## Written request:
Your task is to extract every entry that follows word for word while excluding the pictures.

== Record excerpts ==

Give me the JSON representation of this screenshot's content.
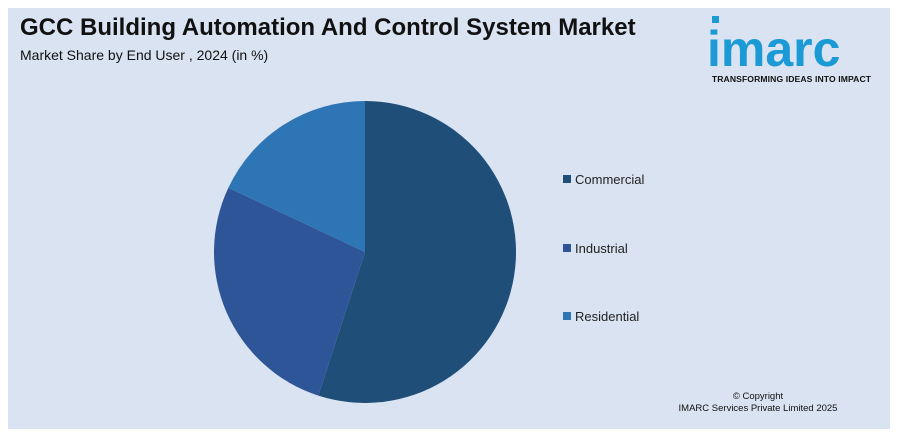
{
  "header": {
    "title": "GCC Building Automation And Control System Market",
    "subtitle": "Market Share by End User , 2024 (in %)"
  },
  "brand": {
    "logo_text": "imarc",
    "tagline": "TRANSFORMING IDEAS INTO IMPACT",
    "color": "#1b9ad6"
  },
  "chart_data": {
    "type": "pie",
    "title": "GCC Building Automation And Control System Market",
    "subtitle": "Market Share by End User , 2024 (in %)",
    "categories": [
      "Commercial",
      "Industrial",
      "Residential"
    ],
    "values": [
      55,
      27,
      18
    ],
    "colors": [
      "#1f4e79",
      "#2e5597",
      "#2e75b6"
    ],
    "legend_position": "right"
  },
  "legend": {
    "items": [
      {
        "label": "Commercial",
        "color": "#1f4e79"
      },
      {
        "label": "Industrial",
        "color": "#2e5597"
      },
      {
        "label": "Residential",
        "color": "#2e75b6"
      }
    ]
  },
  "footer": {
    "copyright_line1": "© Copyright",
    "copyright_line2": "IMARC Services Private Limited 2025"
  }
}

===

## Solution to this problem:
Give me the JSON representation of this screenshot's content.
{
  "header": {
    "title": "GCC Building Automation And Control System Market",
    "subtitle": "Market Share by End User , 2024 (in %)"
  },
  "brand": {
    "logo_text": "imarc",
    "tagline": "TRANSFORMING IDEAS INTO IMPACT",
    "color": "#1b9ad6"
  },
  "chart_data": {
    "type": "pie",
    "title": "GCC Building Automation And Control System Market",
    "subtitle": "Market Share by End User , 2024 (in %)",
    "categories": [
      "Commercial",
      "Industrial",
      "Residential"
    ],
    "values": [
      55,
      27,
      18
    ],
    "colors": [
      "#1f4e79",
      "#2e5597",
      "#2e75b6"
    ],
    "legend_position": "right"
  },
  "legend": {
    "items": [
      {
        "label": "Commercial",
        "color": "#1f4e79"
      },
      {
        "label": "Industrial",
        "color": "#2e5597"
      },
      {
        "label": "Residential",
        "color": "#2e75b6"
      }
    ]
  },
  "footer": {
    "copyright_line1": "© Copyright",
    "copyright_line2": "IMARC Services Private Limited 2025"
  }
}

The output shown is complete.